(Labeled box records)
- - - -

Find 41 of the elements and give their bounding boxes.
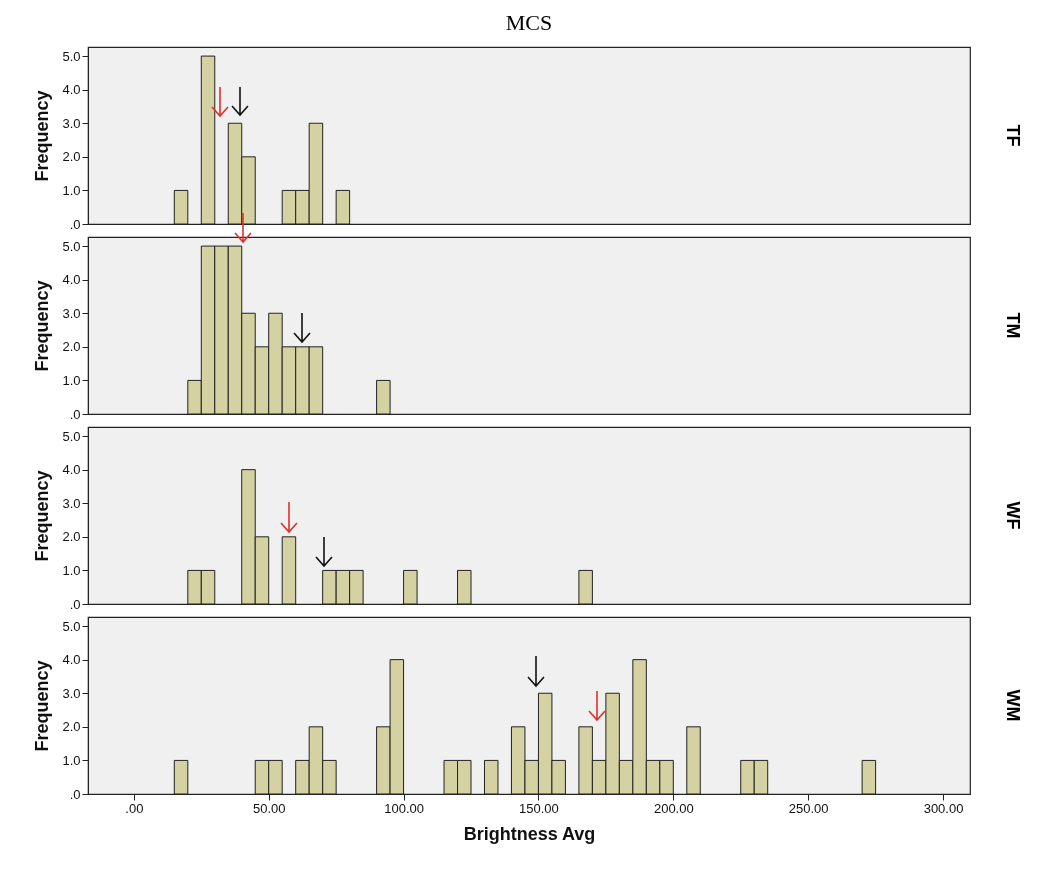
y-tick-label: .0 — [69, 596, 81, 612]
x-axis-title: Brightness Avg — [463, 823, 596, 844]
y-tick-label: 2.0 — [62, 149, 81, 165]
x-tick-label: 100.00 — [384, 800, 424, 816]
x-tick-label: 300.00 — [923, 800, 964, 816]
y-axis-title: Frequency — [32, 470, 53, 562]
y-tick-label: 4.0 — [62, 462, 81, 478]
y-tick-label: 5.0 — [62, 428, 81, 444]
y-tick-label: 1.0 — [62, 752, 81, 768]
y-tick-label: 1.0 — [62, 372, 81, 388]
y-tick-label: 3.0 — [62, 685, 81, 701]
y-axis-title: Frequency — [32, 660, 53, 752]
y-axis-title: Frequency — [32, 90, 53, 182]
x-tick-label: 250.00 — [788, 800, 829, 816]
y-tick-label: 2.0 — [62, 719, 81, 735]
y-tick-label: 3.0 — [62, 305, 81, 321]
y-tick-label: .0 — [69, 786, 81, 802]
y-tick-label: 4.0 — [62, 82, 81, 98]
y-tick-label: 1.0 — [62, 182, 81, 198]
y-tick-label: 5.0 — [62, 618, 81, 634]
y2-axis-title: WF — [1003, 501, 1023, 530]
y-tick-label: 3.0 — [62, 115, 81, 131]
y-tick-label: .0 — [69, 216, 81, 232]
y-tick-label: 4.0 — [62, 272, 81, 288]
y-tick-label: 2.0 — [62, 339, 81, 355]
y-tick-label: 5.0 — [62, 238, 81, 254]
y-tick-label: 2.0 — [62, 529, 81, 545]
y2-axis-title: TF — [1003, 124, 1023, 147]
x-tick-label: 150.00 — [519, 800, 559, 816]
y-tick-label: 1.0 — [62, 562, 81, 578]
x-tick-label: 200.00 — [653, 800, 694, 816]
y-tick-label: 5.0 — [62, 48, 81, 64]
x-tick-label: 50.00 — [252, 800, 286, 816]
y-tick-label: 3.0 — [62, 495, 81, 511]
y2-axis-title: TM — [1003, 312, 1023, 339]
x-tick-label: .00 — [125, 800, 144, 816]
chart-title: MCS — [505, 10, 553, 35]
y-tick-label: 4.0 — [62, 652, 81, 668]
y-tick-label: .0 — [69, 406, 81, 422]
y2-axis-title: WM — [1003, 689, 1023, 722]
y-axis-title: Frequency — [32, 280, 53, 372]
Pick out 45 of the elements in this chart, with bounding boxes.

- - - -

• **What the task asks**
Reproduce every line from the one containing "y-tick-label: .0 — [69, 596, 81, 612]" down to the one containing "y-axis-title: Frequency — [32, 660, 53, 752]", including both of those lines, with no changes.

• **Final answer**
y-tick-label: .0 — [69, 596, 81, 612]
x-axis-title: Brightness Avg — [463, 823, 596, 844]
y-tick-label: 2.0 — [62, 149, 81, 165]
x-tick-label: 100.00 — [384, 800, 424, 816]
x-tick-label: 300.00 — [923, 800, 964, 816]
y-axis-title: Frequency — [32, 470, 53, 562]
y-tick-label: 4.0 — [62, 462, 81, 478]
y-tick-label: 5.0 — [62, 428, 81, 444]
y-tick-label: 1.0 — [62, 752, 81, 768]
y-tick-label: 1.0 — [62, 372, 81, 388]
y-tick-label: 3.0 — [62, 685, 81, 701]
y-axis-title: Frequency — [32, 660, 53, 752]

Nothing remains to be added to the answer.